Problem description:
Copy out each line that mentions the word "JSON".
····················
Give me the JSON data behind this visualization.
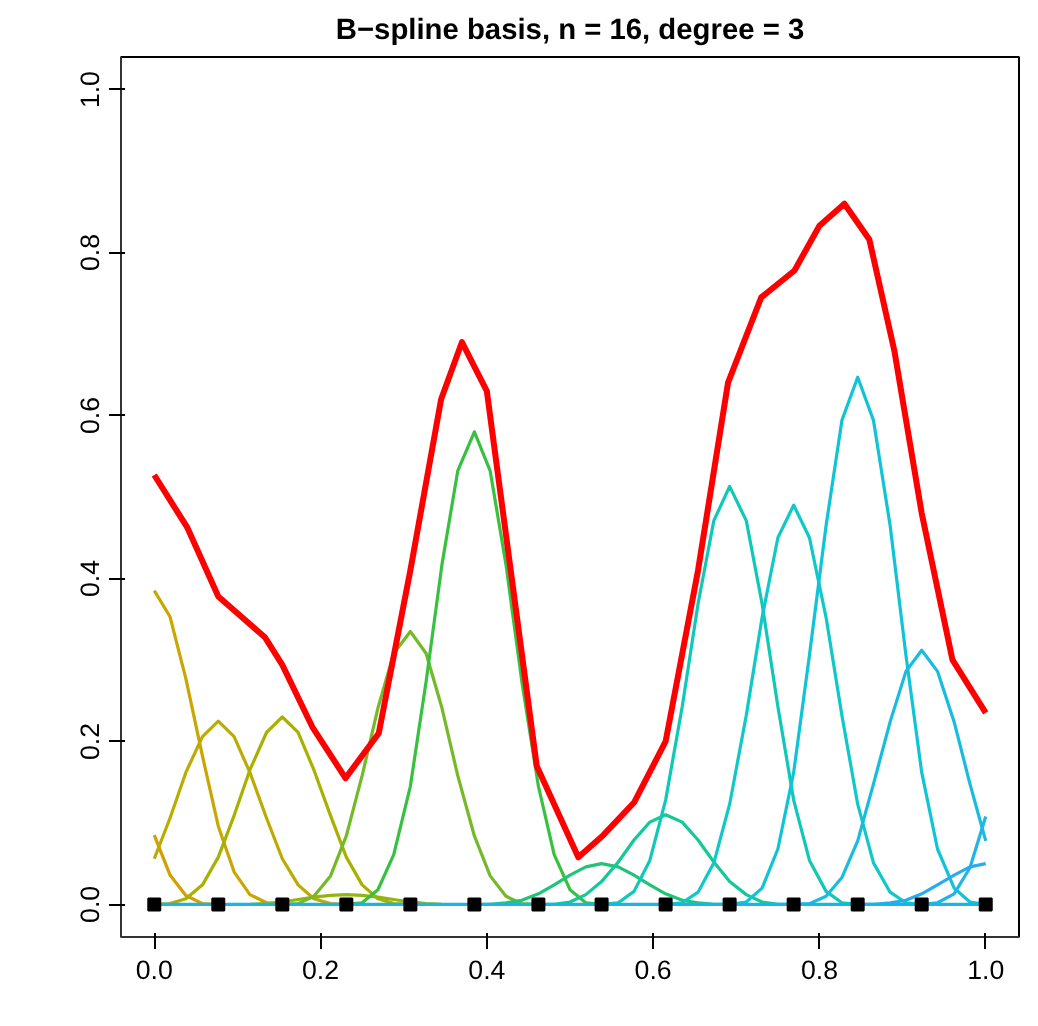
{
  "chart_data": {
    "type": "line",
    "title": "B−spline basis, n = 16, degree = 3",
    "xlim": [
      -0.04,
      1.04
    ],
    "ylim": [
      -0.04,
      1.04
    ],
    "xticks": [
      {
        "value": 0,
        "label": "0.0"
      },
      {
        "value": 0.2,
        "label": "0.2"
      },
      {
        "value": 0.4,
        "label": "0.4"
      },
      {
        "value": 0.6,
        "label": "0.6"
      },
      {
        "value": 0.8,
        "label": "0.8"
      },
      {
        "value": 1,
        "label": "1.0"
      }
    ],
    "yticks": [
      {
        "value": 0,
        "label": "0.0"
      },
      {
        "value": 0.2,
        "label": "0.2"
      },
      {
        "value": 0.4,
        "label": "0.4"
      },
      {
        "value": 0.6,
        "label": "0.6"
      },
      {
        "value": 0.8,
        "label": "0.8"
      },
      {
        "value": 1,
        "label": "1.0"
      }
    ],
    "grid": false,
    "marker": "none",
    "line_style": "solid",
    "series": [
      {
        "color": "#d4a000",
        "x": [
          0,
          0.019,
          0.038,
          0.058,
          0.077
        ],
        "values": [
          0.085,
          0.036,
          0.011,
          0.001,
          0
        ]
      },
      {
        "color": "#c9a600",
        "x": [
          0,
          0.019,
          0.038,
          0.058,
          0.077,
          0.096,
          0.115,
          0.135,
          0.154
        ],
        "values": [
          0.385,
          0.353,
          0.277,
          0.182,
          0.096,
          0.04,
          0.012,
          0.002,
          0
        ]
      },
      {
        "color": "#bcab00",
        "x": [
          0,
          0.019,
          0.038,
          0.058,
          0.077,
          0.096,
          0.115,
          0.135,
          0.154,
          0.173,
          0.192,
          0.212,
          0.231
        ],
        "values": [
          0.056,
          0.106,
          0.162,
          0.206,
          0.225,
          0.206,
          0.162,
          0.106,
          0.056,
          0.024,
          0.007,
          0.001,
          0
        ]
      },
      {
        "color": "#a8b000",
        "x": [
          0,
          0.019,
          0.038,
          0.058,
          0.077,
          0.096,
          0.115,
          0.135,
          0.154,
          0.173,
          0.192,
          0.212,
          0.231,
          0.25,
          0.269,
          0.288,
          0.308
        ],
        "values": [
          0,
          0.001,
          0.007,
          0.024,
          0.058,
          0.109,
          0.165,
          0.211,
          0.23,
          0.211,
          0.165,
          0.109,
          0.058,
          0.024,
          0.007,
          0.001,
          0
        ]
      },
      {
        "color": "#94b410",
        "x": [
          0.115,
          0.135,
          0.154,
          0.173,
          0.192,
          0.212,
          0.231,
          0.25,
          0.269,
          0.288,
          0.308,
          0.327,
          0.346
        ],
        "values": [
          0,
          0.001,
          0.003,
          0.006,
          0.009,
          0.011,
          0.012,
          0.011,
          0.009,
          0.006,
          0.003,
          0.001,
          0
        ]
      },
      {
        "color": "#74ba28",
        "x": [
          0.154,
          0.173,
          0.192,
          0.212,
          0.231,
          0.25,
          0.269,
          0.288,
          0.308,
          0.327,
          0.346,
          0.365,
          0.385,
          0.404,
          0.423,
          0.442,
          0.462
        ],
        "values": [
          0,
          0.001,
          0.01,
          0.035,
          0.084,
          0.158,
          0.241,
          0.308,
          0.335,
          0.308,
          0.241,
          0.158,
          0.084,
          0.035,
          0.01,
          0.001,
          0
        ]
      },
      {
        "color": "#38c040",
        "x": [
          0.231,
          0.25,
          0.269,
          0.288,
          0.308,
          0.327,
          0.346,
          0.365,
          0.385,
          0.404,
          0.423,
          0.442,
          0.462,
          0.481,
          0.5,
          0.519,
          0.538
        ],
        "values": [
          0,
          0.002,
          0.018,
          0.061,
          0.145,
          0.274,
          0.417,
          0.532,
          0.58,
          0.532,
          0.417,
          0.274,
          0.145,
          0.061,
          0.018,
          0.002,
          0
        ]
      },
      {
        "color": "#20c478",
        "x": [
          0.385,
          0.404,
          0.423,
          0.442,
          0.462,
          0.481,
          0.5,
          0.519,
          0.538,
          0.558,
          0.577,
          0.596,
          0.615,
          0.635,
          0.654,
          0.673,
          0.692
        ],
        "values": [
          0,
          0,
          0.002,
          0.005,
          0.013,
          0.024,
          0.036,
          0.046,
          0.05,
          0.046,
          0.036,
          0.024,
          0.013,
          0.005,
          0.002,
          0,
          0
        ]
      },
      {
        "color": "#14c898",
        "x": [
          0.462,
          0.481,
          0.5,
          0.519,
          0.538,
          0.558,
          0.577,
          0.596,
          0.615,
          0.635,
          0.654,
          0.673,
          0.692,
          0.712,
          0.731,
          0.75,
          0.769
        ],
        "values": [
          0,
          0,
          0.003,
          0.012,
          0.028,
          0.052,
          0.079,
          0.101,
          0.11,
          0.101,
          0.079,
          0.052,
          0.028,
          0.012,
          0.003,
          0,
          0
        ]
      },
      {
        "color": "#10c8b8",
        "x": [
          0.538,
          0.558,
          0.577,
          0.596,
          0.615,
          0.635,
          0.654,
          0.673,
          0.692,
          0.712,
          0.731,
          0.75,
          0.769,
          0.788,
          0.808,
          0.827,
          0.846
        ],
        "values": [
          0,
          0.002,
          0.016,
          0.054,
          0.128,
          0.243,
          0.369,
          0.471,
          0.513,
          0.471,
          0.369,
          0.243,
          0.128,
          0.054,
          0.016,
          0.002,
          0
        ]
      },
      {
        "color": "#10c8c8",
        "x": [
          0.615,
          0.635,
          0.654,
          0.673,
          0.692,
          0.712,
          0.731,
          0.75,
          0.769,
          0.788,
          0.808,
          0.827,
          0.846,
          0.865,
          0.885,
          0.904,
          0.923
        ],
        "values": [
          0,
          0.002,
          0.015,
          0.051,
          0.123,
          0.232,
          0.352,
          0.45,
          0.49,
          0.45,
          0.352,
          0.232,
          0.123,
          0.051,
          0.015,
          0.002,
          0
        ]
      },
      {
        "color": "#10c4d8",
        "x": [
          0.692,
          0.712,
          0.731,
          0.75,
          0.769,
          0.788,
          0.808,
          0.827,
          0.846,
          0.865,
          0.885,
          0.904,
          0.923,
          0.942,
          0.962,
          0.981,
          1
        ],
        "values": [
          0,
          0.003,
          0.02,
          0.068,
          0.162,
          0.306,
          0.465,
          0.594,
          0.647,
          0.594,
          0.465,
          0.306,
          0.162,
          0.068,
          0.02,
          0.003,
          0
        ]
      },
      {
        "color": "#18bce0",
        "x": [
          0.769,
          0.788,
          0.808,
          0.827,
          0.846,
          0.865,
          0.885,
          0.904,
          0.923,
          0.942,
          0.962,
          0.981,
          1
        ],
        "values": [
          0,
          0.001,
          0.01,
          0.033,
          0.078,
          0.148,
          0.224,
          0.286,
          0.312,
          0.286,
          0.224,
          0.148,
          0.078
        ]
      },
      {
        "color": "#20b4e8",
        "x": [
          0.923,
          0.942,
          0.962,
          0.981,
          1
        ],
        "values": [
          0,
          0.002,
          0.013,
          0.045,
          0.108
        ]
      },
      {
        "color": "#28acf0",
        "x": [
          0.846,
          0.865,
          0.885,
          0.904,
          0.923,
          0.942,
          0.962,
          0.981,
          1
        ],
        "values": [
          0,
          0,
          0.002,
          0.005,
          0.013,
          0.024,
          0.036,
          0.046,
          0.05
        ]
      },
      {
        "color": "#1ab4e8",
        "x": [
          0,
          1
        ],
        "values": [
          0,
          0
        ]
      },
      {
        "type": "scatter",
        "color": "#000000",
        "marker": "square",
        "x": [
          0,
          0.077,
          0.154,
          0.231,
          0.308,
          0.385,
          0.462,
          0.538,
          0.615,
          0.692,
          0.769,
          0.846,
          0.923,
          1
        ],
        "values": [
          0,
          0,
          0,
          0,
          0,
          0,
          0,
          0,
          0,
          0,
          0,
          0,
          0,
          0
        ]
      },
      {
        "color": "#ff0000",
        "x": [
          0,
          0.04,
          0.077,
          0.133,
          0.154,
          0.19,
          0.23,
          0.27,
          0.308,
          0.345,
          0.37,
          0.4,
          0.43,
          0.46,
          0.51,
          0.54,
          0.577,
          0.615,
          0.654,
          0.69,
          0.73,
          0.77,
          0.8,
          0.83,
          0.86,
          0.89,
          0.923,
          0.96,
          1
        ],
        "values": [
          0.527,
          0.462,
          0.378,
          0.328,
          0.294,
          0.218,
          0.155,
          0.21,
          0.41,
          0.62,
          0.69,
          0.63,
          0.4,
          0.17,
          0.058,
          0.085,
          0.125,
          0.2,
          0.41,
          0.64,
          0.745,
          0.778,
          0.833,
          0.86,
          0.816,
          0.68,
          0.48,
          0.3,
          0.235
        ]
      }
    ]
  }
}
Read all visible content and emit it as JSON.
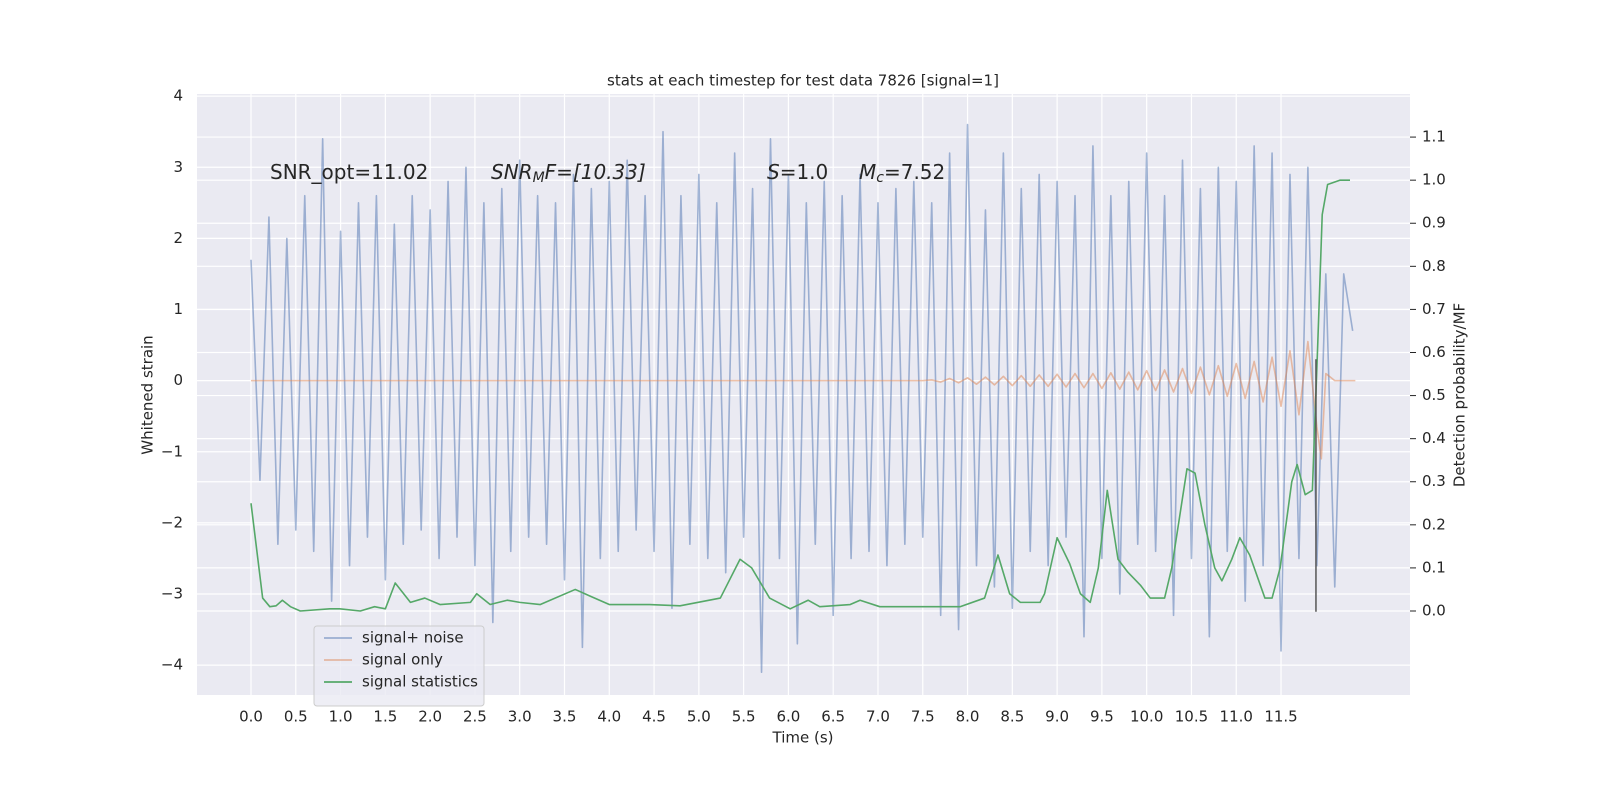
····················
Expected answer:
Give me the JSON data behind this visualization.
Read all visible content and emit it as JSON.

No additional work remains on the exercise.